Collected data entries:
▼▼▼
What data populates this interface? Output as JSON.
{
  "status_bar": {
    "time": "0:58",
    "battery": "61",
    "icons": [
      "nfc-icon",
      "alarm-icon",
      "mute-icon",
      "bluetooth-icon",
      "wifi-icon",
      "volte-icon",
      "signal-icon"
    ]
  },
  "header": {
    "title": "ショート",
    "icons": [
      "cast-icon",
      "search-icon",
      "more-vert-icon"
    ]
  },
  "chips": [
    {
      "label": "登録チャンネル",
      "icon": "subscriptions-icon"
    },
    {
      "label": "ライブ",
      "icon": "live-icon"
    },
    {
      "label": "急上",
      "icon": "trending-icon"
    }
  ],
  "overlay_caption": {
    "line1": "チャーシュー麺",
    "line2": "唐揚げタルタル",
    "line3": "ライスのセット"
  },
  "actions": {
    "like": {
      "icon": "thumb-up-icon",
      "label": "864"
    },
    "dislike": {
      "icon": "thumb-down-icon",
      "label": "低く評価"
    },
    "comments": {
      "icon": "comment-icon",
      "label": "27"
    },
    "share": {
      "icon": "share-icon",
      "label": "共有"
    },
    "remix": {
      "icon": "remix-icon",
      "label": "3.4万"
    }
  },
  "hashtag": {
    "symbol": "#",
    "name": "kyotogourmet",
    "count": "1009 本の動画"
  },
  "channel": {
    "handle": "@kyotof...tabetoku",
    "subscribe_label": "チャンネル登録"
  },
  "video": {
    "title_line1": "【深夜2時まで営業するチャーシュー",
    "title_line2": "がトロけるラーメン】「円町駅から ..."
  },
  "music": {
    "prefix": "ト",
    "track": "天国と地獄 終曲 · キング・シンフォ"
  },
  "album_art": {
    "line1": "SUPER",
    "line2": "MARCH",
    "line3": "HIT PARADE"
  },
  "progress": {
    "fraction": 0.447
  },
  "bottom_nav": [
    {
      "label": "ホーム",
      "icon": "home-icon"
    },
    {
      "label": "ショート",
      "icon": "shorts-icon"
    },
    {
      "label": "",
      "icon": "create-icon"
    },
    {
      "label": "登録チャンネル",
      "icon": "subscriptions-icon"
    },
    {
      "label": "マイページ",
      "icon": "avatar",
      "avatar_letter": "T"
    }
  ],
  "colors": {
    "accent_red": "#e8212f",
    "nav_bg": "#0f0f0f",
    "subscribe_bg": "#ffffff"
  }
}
▲▲▲
Exercise brief: Of the lines in this material, state how many hold the string "thumb". Write no other words.

Response to this task: 2